WHAT THIS TASK INVOLVES: Across the listing below, how many lines hold "года"? Reply with the number by itself.

PROVIDED ENTRIES:
+===+

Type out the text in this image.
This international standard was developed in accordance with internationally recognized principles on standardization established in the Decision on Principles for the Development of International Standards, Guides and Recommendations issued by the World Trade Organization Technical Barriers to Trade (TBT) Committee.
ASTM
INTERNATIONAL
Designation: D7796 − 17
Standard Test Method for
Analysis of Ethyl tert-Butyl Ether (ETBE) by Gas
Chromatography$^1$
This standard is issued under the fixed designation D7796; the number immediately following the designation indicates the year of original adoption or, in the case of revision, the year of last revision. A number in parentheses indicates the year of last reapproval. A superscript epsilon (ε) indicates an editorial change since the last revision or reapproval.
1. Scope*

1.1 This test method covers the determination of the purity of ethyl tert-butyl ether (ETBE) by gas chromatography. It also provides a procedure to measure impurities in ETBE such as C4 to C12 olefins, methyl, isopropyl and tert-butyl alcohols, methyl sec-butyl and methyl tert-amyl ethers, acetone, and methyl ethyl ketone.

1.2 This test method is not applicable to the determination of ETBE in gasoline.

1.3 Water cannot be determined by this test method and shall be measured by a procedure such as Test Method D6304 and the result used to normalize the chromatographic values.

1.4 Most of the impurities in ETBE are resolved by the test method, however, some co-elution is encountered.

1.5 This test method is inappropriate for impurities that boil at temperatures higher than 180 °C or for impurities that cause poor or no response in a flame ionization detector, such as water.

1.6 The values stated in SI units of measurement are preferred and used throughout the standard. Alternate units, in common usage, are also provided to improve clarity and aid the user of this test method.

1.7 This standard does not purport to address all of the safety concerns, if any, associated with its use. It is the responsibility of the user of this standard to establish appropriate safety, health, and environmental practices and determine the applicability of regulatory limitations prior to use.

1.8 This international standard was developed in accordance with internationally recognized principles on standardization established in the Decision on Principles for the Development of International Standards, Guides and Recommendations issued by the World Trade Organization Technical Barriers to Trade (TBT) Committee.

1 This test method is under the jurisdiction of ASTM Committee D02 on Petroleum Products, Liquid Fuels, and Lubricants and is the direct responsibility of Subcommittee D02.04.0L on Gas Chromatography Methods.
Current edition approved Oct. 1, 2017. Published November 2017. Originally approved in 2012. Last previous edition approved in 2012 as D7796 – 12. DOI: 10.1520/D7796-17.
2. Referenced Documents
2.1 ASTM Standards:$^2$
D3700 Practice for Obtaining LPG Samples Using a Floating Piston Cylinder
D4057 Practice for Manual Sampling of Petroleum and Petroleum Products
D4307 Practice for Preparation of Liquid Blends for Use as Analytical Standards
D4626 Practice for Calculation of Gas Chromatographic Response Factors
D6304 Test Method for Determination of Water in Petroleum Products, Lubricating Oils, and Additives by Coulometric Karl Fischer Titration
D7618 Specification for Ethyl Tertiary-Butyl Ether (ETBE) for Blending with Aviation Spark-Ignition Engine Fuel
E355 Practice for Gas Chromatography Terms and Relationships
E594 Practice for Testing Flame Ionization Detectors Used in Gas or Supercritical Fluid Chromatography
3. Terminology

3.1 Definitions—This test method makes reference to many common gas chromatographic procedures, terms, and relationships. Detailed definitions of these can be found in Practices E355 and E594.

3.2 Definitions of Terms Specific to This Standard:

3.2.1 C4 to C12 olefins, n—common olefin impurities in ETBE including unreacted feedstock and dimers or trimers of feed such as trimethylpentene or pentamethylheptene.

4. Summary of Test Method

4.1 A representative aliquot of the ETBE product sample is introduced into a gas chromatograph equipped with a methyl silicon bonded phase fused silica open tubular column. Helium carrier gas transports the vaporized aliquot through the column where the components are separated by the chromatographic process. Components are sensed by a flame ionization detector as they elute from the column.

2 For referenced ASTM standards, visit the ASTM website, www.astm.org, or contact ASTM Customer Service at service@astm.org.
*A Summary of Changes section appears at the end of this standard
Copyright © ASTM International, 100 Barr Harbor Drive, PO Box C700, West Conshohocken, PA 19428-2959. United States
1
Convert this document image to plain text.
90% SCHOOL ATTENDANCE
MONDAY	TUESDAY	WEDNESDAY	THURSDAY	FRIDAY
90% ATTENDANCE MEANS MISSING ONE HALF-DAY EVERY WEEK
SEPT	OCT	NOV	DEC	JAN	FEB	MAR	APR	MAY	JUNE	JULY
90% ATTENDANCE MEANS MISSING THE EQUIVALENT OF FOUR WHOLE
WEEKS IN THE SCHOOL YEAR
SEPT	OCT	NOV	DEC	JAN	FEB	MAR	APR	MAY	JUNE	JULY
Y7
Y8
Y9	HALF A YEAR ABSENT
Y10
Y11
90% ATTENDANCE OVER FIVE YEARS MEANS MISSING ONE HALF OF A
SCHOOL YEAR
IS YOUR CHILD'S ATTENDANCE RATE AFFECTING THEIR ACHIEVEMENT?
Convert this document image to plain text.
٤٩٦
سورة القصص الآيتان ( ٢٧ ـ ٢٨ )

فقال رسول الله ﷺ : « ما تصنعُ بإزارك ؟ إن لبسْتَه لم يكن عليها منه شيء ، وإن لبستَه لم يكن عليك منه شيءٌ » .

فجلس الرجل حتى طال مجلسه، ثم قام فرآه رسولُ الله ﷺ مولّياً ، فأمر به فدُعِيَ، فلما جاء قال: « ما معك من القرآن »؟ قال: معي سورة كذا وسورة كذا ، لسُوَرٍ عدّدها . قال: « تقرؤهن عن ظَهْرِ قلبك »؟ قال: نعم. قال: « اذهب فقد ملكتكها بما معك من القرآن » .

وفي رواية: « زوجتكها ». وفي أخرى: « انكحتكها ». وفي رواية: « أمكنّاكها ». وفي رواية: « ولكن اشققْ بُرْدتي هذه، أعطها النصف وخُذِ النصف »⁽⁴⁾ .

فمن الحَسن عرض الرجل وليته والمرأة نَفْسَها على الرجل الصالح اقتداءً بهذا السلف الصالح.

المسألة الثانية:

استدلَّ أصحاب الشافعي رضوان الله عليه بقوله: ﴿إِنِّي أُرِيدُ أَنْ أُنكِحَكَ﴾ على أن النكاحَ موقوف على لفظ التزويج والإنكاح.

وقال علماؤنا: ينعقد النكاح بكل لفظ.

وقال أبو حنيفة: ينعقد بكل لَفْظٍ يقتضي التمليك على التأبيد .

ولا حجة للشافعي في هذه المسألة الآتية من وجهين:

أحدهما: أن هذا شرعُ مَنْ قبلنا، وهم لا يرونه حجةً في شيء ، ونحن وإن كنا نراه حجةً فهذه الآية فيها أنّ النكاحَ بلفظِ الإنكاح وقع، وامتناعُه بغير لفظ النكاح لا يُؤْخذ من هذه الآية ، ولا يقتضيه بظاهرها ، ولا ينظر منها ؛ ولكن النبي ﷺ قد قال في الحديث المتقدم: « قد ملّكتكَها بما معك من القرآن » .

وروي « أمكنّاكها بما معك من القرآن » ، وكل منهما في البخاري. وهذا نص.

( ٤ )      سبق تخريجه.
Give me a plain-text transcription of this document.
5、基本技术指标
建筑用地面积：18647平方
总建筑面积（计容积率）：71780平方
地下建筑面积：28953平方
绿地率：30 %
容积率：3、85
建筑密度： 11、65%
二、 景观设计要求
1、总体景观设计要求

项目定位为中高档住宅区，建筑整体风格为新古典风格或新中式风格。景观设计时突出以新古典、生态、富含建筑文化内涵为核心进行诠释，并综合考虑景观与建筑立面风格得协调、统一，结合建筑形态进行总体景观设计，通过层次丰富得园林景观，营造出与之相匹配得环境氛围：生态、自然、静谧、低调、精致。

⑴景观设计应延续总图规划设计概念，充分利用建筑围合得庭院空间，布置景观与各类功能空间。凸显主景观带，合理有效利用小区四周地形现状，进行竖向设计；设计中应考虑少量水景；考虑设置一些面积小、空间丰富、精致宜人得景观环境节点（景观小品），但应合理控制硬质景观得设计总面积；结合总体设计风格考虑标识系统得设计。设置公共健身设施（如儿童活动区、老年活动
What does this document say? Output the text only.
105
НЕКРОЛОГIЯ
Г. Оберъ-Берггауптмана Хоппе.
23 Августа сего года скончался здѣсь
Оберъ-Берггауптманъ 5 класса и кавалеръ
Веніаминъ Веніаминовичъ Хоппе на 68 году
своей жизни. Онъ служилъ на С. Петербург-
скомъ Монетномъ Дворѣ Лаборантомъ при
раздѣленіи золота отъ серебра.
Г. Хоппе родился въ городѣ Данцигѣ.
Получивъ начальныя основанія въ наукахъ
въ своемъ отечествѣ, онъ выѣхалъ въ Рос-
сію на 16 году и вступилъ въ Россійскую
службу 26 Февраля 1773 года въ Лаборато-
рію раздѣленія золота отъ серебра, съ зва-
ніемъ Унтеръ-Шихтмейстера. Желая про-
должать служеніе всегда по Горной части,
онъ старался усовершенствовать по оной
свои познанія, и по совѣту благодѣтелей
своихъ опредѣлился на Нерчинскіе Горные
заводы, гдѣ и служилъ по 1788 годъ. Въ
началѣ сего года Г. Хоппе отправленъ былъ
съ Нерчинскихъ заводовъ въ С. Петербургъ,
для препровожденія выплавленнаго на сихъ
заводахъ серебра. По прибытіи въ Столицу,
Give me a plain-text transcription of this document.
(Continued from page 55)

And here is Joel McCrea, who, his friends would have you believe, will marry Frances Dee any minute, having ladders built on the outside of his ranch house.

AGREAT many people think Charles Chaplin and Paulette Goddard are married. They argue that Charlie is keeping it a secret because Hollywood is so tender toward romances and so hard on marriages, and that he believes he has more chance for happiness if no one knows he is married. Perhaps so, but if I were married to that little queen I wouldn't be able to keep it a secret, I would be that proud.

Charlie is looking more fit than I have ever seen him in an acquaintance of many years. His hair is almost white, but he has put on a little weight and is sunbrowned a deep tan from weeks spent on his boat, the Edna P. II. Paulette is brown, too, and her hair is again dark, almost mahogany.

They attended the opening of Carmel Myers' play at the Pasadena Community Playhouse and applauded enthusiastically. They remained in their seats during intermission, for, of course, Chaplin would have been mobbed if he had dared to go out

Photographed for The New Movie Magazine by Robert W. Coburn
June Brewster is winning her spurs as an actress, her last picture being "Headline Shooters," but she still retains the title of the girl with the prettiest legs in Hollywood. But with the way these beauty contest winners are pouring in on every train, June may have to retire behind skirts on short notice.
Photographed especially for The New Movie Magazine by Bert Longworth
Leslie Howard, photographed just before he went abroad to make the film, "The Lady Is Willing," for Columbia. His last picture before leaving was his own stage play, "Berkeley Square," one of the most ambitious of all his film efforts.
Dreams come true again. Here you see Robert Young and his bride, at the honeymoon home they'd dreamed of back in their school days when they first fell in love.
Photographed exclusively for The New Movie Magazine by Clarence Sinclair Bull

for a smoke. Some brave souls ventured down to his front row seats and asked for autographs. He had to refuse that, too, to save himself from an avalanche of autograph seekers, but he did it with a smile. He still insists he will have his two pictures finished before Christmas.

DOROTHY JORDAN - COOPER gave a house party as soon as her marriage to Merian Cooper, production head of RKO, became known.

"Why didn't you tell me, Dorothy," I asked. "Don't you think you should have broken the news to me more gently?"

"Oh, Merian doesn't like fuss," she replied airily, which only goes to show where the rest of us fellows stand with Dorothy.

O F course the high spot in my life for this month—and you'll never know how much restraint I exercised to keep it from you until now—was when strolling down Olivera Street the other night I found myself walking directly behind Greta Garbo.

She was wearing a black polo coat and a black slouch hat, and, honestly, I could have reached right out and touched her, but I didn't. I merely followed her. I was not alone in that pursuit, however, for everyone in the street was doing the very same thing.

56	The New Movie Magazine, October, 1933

+===+

ANSWER TO THIS EXERCISE: 3